Drop every picture and give the entries back exactly.

*Stored rows*:
═══

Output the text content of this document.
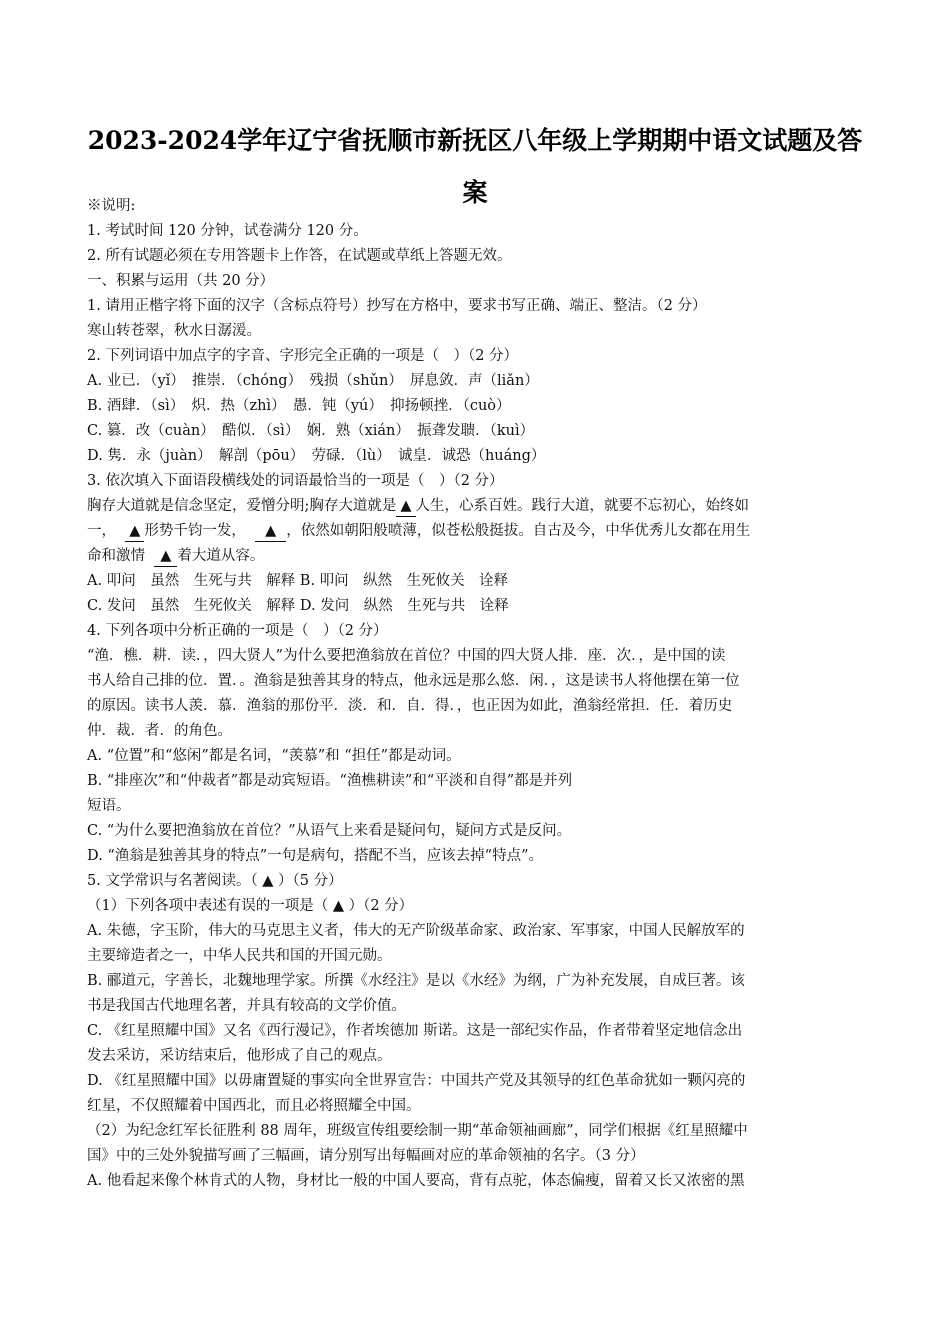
2023-2024学年辽宁省抚顺市新抚区八年级上学期期中语文试题及答
案
※说明:
1. 考试时间 120 分钟，试卷满分 120 分。
2. 所有试题必须在专用答题卡上作答，在试题或草纸上答题无效。
一、积累与运用（共 20 分）
1. 请用正楷字将下面的汉字（含标点符号）抄写在方格中，要求书写正确、端正、整洁。（2 分）
寒山转苍翠，秋水日潺湲。
2. 下列词语中加点字的字音、字形完全正确的一项是（　）（2 分）
A. 业已．（yǐ）　推崇．（chóng）　残损（shǔn）　屏息敛．声（liǎn）
B. 酒肆．（sì）　炽．热（zhì）　愚．钝（yú）　抑扬顿挫．（cuò）
C. 篡．改（cuàn）　酷似．（sì）　娴．熟（xián）　振聋发聩．（kuì）
D. 隽．永（juàn）　解剖（pōu）　劳碌．（lù）　诚皇．诚恐（huáng）
3. 依次填入下面语段横线处的词语最恰当的一项是（　）（2 分）
胸存大道就是信念坚定，爱憎分明;胸存大道就是 ▲ 人生，心系百姓。践行大道，就要不忘初心，始终如
一， ▲ 形势千钧一发， ▲ ，依然如朝阳般喷薄，似苍松般挺拔。自古及今，中华优秀儿女都在用生
命和激情 ▲ 着大道从容。
A. 叩问　虽然　生死与共　解释 B. 叩问　纵然　生死攸关　诠释
C. 发问　虽然　生死攸关　解释 D. 发问　纵然　生死与共　诠释
4. 下列各项中分析正确的一项是（　）（2 分）
“渔．樵．耕．读．，四大贤人”为什么要把渔翁放在首位？中国的四大贤人排．座．次．，是中国的读
书人给自己排的位．置．。渔翁是独善其身的特点，他永远是那么悠．闲．，这是读书人将他摆在第一位
的原因。读书人羡．慕．渔翁的那份平．淡．和．自．得．，也正因为如此，渔翁经常担．任．着历史
仲．裁．者．的角色。
A. “位置”和“悠闲”都是名词，“羡慕”和 “担任”都是动词。
B. “排座次”和“仲裁者”都是动宾短语。“渔樵耕读”和“平淡和自得”都是并列
短语。
C. “为什么要把渔翁放在首位？”从语气上来看是疑问句，疑问方式是反问。
D. “渔翁是独善其身的特点”一句是病句，搭配不当，应该去掉“特点”。
5. 文学常识与名著阅读。（ ▲ ）（5 分）
（1）下列各项中表述有误的一项是（ ▲ ）（2 分）
A. 朱德，字玉阶，伟大的马克思主义者，伟大的无产阶级革命家、政治家、军事家，中国人民解放军的
主要缔造者之一，中华人民共和国的开国元勋。
B. 郦道元，字善长，北魏地理学家。所撰《水经注》是以《水经》为纲，广为补充发展，自成巨著。该
书是我国古代地理名著，并具有较高的文学价值。
C. 《红星照耀中国》又名《西行漫记》，作者埃德加 斯诺。这是一部纪实作品，作者带着坚定地信念出
发去采访，采访结束后，他形成了自己的观点。
D. 《红星照耀中国》以毋庸置疑的事实向全世界宣告：中国共产党及其领导的红色革命犹如一颗闪亮的
红星，不仅照耀着中国西北，而且必将照耀全中国。
（2）为纪念红军长征胜利 88 周年，班级宣传组要绘制一期“革命领袖画廊”，同学们根据《红星照耀中
国》中的三处外貌描写画了三幅画，请分别写出每幅画对应的革命领袖的名字。（3 分）
A. 他看起来像个林肯式的人物，身材比一般的中国人要高，背有点驼，体态偏瘦，留着又长又浓密的黑
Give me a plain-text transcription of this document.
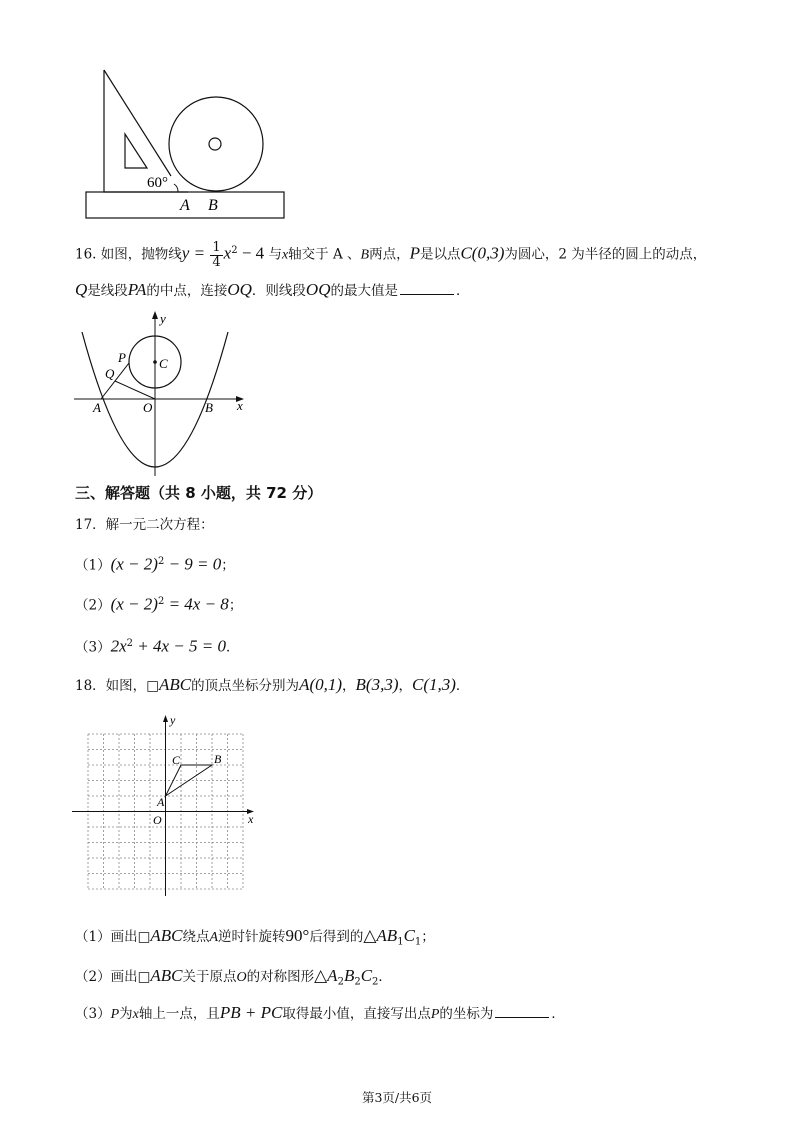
60°
A B
16. 如图，抛物线$y = \frac{1}{4} x^2 - 4$ 与x轴交于 A 、B两点，P是以点C(0,3)为圆心，2 为半径的圆上的动点，
Q是线段PA的中点，连接OQ．则线段OQ的最大值是	．
y
x
P
Q
C
A	O	B
三、解答题（共 8 小题，共 72 分）
17．解一元二次方程：
$(1)(x - 2)^2 - 9 = 0$；
$(2)(x - 2)^2 = 4x - 8$；
$(3)2x^2 + 4x - 5 = 0$．
18．如图，□ABC的顶点坐标分别为A(0,1)，B(3,3)，C(1,3)．
y
x
O
A
B
C
（1）画出□ABC绕点A逆时针旋转90°后得到的$\triangle AB_1C_1$；
（2）画出□ABC关于原点O的对称图形$\triangle A_2B_2C_2$．
（3）P为x轴上一点，且PB + PC取得最小值，直接写出点P的坐标为	．
第3页/共6页
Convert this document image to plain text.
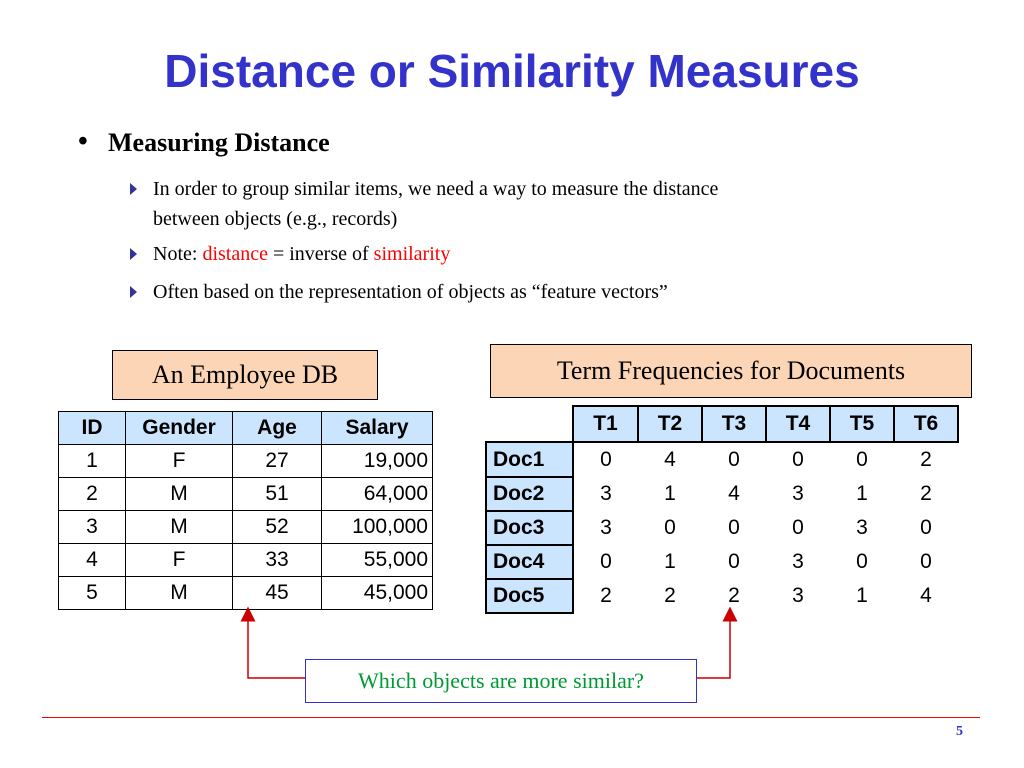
Distance or Similarity Measures
• Measuring Distance
In order to group similar items, we need a way to measure the distance
between objects (e.g., records)
Note: distance = inverse of similarity
Often based on the representation of objects as “feature vectors”
An Employee DB	Term Frequencies for Documents
ID	Gender	Age	Salary
1	F	27	19,000
2	M	51	64,000
3	M	52	100,000
4	F	33	55,000
5	M	45	45,000
	T1	T2	T3	T4	T5	T6
Doc1	0	4	0	0	0	2
Doc2	3	1	4	3	1	2
Doc3	3	0	0	0	3	0
Doc4	0	1	0	3	0	0
Doc5	2	2	2	3	1	4
Which objects are more similar?
5
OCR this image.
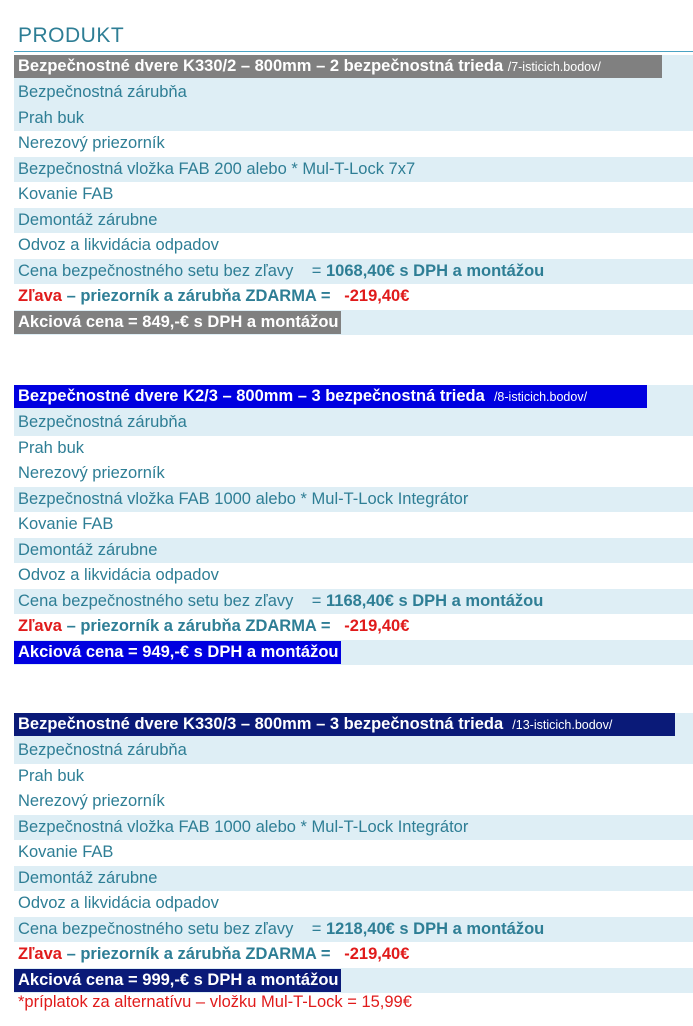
PRODUKT
Bezpečnostné dvere K330/2 – 800mm – 2 bezpečnostná trieda /7-isticich.bodov/
Bezpečnostná zárubňa
Prah buk
Nerezový priezorník
Bezpečnostná vložka FAB 200 alebo * Mul-T-Lock 7x7
Kovanie FAB
Demontáž zárubne
Odvoz a likvidácia odpadov
Cena bezpečnostného setu bez zľavy = 1068,40€ s DPH a montážou
Zľava – priezorník a zárubňa ZDARMA = -219,40€
Akciová cena = 849,-€ s DPH a montážou
Bezpečnostné dvere K2/3 – 800mm – 3 bezpečnostná trieda /8-isticich.bodov/
Bezpečnostná zárubňa
Prah buk
Nerezový priezorník
Bezpečnostná vložka FAB 1000 alebo * Mul-T-Lock Integrátor
Kovanie FAB
Demontáž zárubne
Odvoz a likvidácia odpadov
Cena bezpečnostného setu bez zľavy = 1168,40€ s DPH a montážou
Zľava – priezorník a zárubňa ZDARMA = -219,40€
Akciová cena = 949,-€ s DPH a montážou
Bezpečnostné dvere K330/3 – 800mm – 3 bezpečnostná trieda /13-isticich.bodov/
Bezpečnostná zárubňa
Prah buk
Nerezový priezorník
Bezpečnostná vložka FAB 1000 alebo * Mul-T-Lock Integrátor
Kovanie FAB
Demontáž zárubne
Odvoz a likvidácia odpadov
Cena bezpečnostného setu bez zľavy = 1218,40€ s DPH a montážou
Zľava – priezorník a zárubňa ZDARMA = -219,40€
Akciová cena = 999,-€ s DPH a montážou
*príplatok za alternatívu – vložku Mul-T-Lock = 15,99€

═══

*Complete answer*:
Output the text content of this document.
2023-2024学年辽宁省抚顺市新抚区八年级上学期期中语文试题及答
案
※说明:
1. 考试时间 120 分钟，试卷满分 120 分。
2. 所有试题必须在专用答题卡上作答，在试题或草纸上答题无效。
一、积累与运用（共 20 分）
1. 请用正楷字将下面的汉字（含标点符号）抄写在方格中，要求书写正确、端正、整洁。（2 分）
寒山转苍翠，秋水日潺湲。
2. 下列词语中加点字的字音、字形完全正确的一项是（　）（2 分）
A. 业已．（yǐ）　推崇．（chóng）　残损（shǔn）　屏息敛．声（liǎn）
B. 酒肆．（sì）　炽．热（zhì）　愚．钝（yú）　抑扬顿挫．（cuò）
C. 篡．改（cuàn）　酷似．（sì）　娴．熟（xián）　振聋发聩．（kuì）
D. 隽．永（juàn）　解剖（pōu）　劳碌．（lù）　诚皇．诚恐（huáng）
3. 依次填入下面语段横线处的词语最恰当的一项是（　）（2 分）
胸存大道就是信念坚定，爱憎分明;胸存大道就是 ▲ 人生，心系百姓。践行大道，就要不忘初心，始终如
一， ▲ 形势千钧一发， ▲ ，依然如朝阳般喷薄，似苍松般挺拔。自古及今，中华优秀儿女都在用生
命和激情 ▲ 着大道从容。
A. 叩问　虽然　生死与共　解释 B. 叩问　纵然　生死攸关　诠释
C. 发问　虽然　生死攸关　解释 D. 发问　纵然　生死与共　诠释
4. 下列各项中分析正确的一项是（　）（2 分）
“渔．樵．耕．读．，四大贤人”为什么要把渔翁放在首位？中国的四大贤人排．座．次．，是中国的读
书人给自己排的位．置．。渔翁是独善其身的特点，他永远是那么悠．闲．，这是读书人将他摆在第一位
的原因。读书人羡．慕．渔翁的那份平．淡．和．自．得．，也正因为如此，渔翁经常担．任．着历史
仲．裁．者．的角色。
A. “位置”和“悠闲”都是名词，“羡慕”和 “担任”都是动词。
B. “排座次”和“仲裁者”都是动宾短语。“渔樵耕读”和“平淡和自得”都是并列
短语。
C. “为什么要把渔翁放在首位？”从语气上来看是疑问句，疑问方式是反问。
D. “渔翁是独善其身的特点”一句是病句，搭配不当，应该去掉“特点”。
5. 文学常识与名著阅读。（ ▲ ）（5 分）
（1）下列各项中表述有误的一项是（ ▲ ）（2 分）
A. 朱德，字玉阶，伟大的马克思主义者，伟大的无产阶级革命家、政治家、军事家，中国人民解放军的
主要缔造者之一，中华人民共和国的开国元勋。
B. 郦道元，字善长，北魏地理学家。所撰《水经注》是以《水经》为纲，广为补充发展，自成巨著。该
书是我国古代地理名著，并具有较高的文学价值。
C. 《红星照耀中国》又名《西行漫记》，作者埃德加 斯诺。这是一部纪实作品，作者带着坚定地信念出
发去采访，采访结束后，他形成了自己的观点。
D. 《红星照耀中国》以毋庸置疑的事实向全世界宣告：中国共产党及其领导的红色革命犹如一颗闪亮的
红星，不仅照耀着中国西北，而且必将照耀全中国。
（2）为纪念红军长征胜利 88 周年，班级宣传组要绘制一期“革命领袖画廊”，同学们根据《红星照耀中
国》中的三处外貌描写画了三幅画，请分别写出每幅画对应的革命领袖的名字。（3 分）
A. 他看起来像个林肯式的人物，身材比一般的中国人要高，背有点驼，体态偏瘦，留着又长又浓密的黑
Give me a plain-text transcription of this document.
60°
A B
16. 如图，抛物线$y = \frac{1}{4} x^2 - 4$ 与x轴交于 A 、B两点，P是以点C(0,3)为圆心，2 为半径的圆上的动点，
Q是线段PA的中点，连接OQ．则线段OQ的最大值是	．
y
x
P
Q
C
A	O	B
三、解答题（共 8 小题，共 72 分）
17．解一元二次方程：
$(1)(x - 2)^2 - 9 = 0$；
$(2)(x - 2)^2 = 4x - 8$；
$(3)2x^2 + 4x - 5 = 0$．
18．如图，□ABC的顶点坐标分别为A(0,1)，B(3,3)，C(1,3)．
y
x
O
A
B
C
（1）画出□ABC绕点A逆时针旋转90°后得到的$\triangle AB_1C_1$；
（2）画出□ABC关于原点O的对称图形$\triangle A_2B_2C_2$．
（3）P为x轴上一点，且PB + PC取得最小值，直接写出点P的坐标为	．
第3页/共6页
Convert this document image to plain text.
Distance or Similarity Measures
• Measuring Distance
In order to group similar items, we need a way to measure the distance
between objects (e.g., records)
Note: distance = inverse of similarity
Often based on the representation of objects as “feature vectors”
An Employee DB	Term Frequencies for Documents
ID	Gender	Age	Salary
1	F	27	19,000
2	M	51	64,000
3	M	52	100,000
4	F	33	55,000
5	M	45	45,000
	T1	T2	T3	T4	T5	T6
Doc1	0	4	0	0	0	2
Doc2	3	1	4	3	1	2
Doc3	3	0	0	0	3	0
Doc4	0	1	0	3	0	0
Doc5	2	2	2	3	1	4
Which objects are more similar?
5
OCR this image.
PRODUKT
Bezpečnostné dvere K330/2 – 800mm – 2 bezpečnostná trieda /7-isticich.bodov/
Bezpečnostná zárubňa
Prah buk
Nerezový priezorník
Bezpečnostná vložka FAB 200 alebo * Mul-T-Lock 7x7
Kovanie FAB
Demontáž zárubne
Odvoz a likvidácia odpadov
Cena bezpečnostného setu bez zľavy = 1068,40€ s DPH a montážou
Zľava – priezorník a zárubňa ZDARMA = -219,40€
Akciová cena = 849,-€ s DPH a montážou
Bezpečnostné dvere K2/3 – 800mm – 3 bezpečnostná trieda /8-isticich.bodov/
Bezpečnostná zárubňa
Prah buk
Nerezový priezorník
Bezpečnostná vložka FAB 1000 alebo * Mul-T-Lock Integrátor
Kovanie FAB
Demontáž zárubne
Odvoz a likvidácia odpadov
Cena bezpečnostného setu bez zľavy = 1168,40€ s DPH a montážou
Zľava – priezorník a zárubňa ZDARMA = -219,40€
Akciová cena = 949,-€ s DPH a montážou
Bezpečnostné dvere K330/3 – 800mm – 3 bezpečnostná trieda /13-isticich.bodov/
Bezpečnostná zárubňa
Prah buk
Nerezový priezorník
Bezpečnostná vložka FAB 1000 alebo * Mul-T-Lock Integrátor
Kovanie FAB
Demontáž zárubne
Odvoz a likvidácia odpadov
Cena bezpečnostného setu bez zľavy = 1218,40€ s DPH a montážou
Zľava – priezorník a zárubňa ZDARMA = -219,40€
Akciová cena = 999,-€ s DPH a montážou
*príplatok za alternatívu – vložku Mul-T-Lock = 15,99€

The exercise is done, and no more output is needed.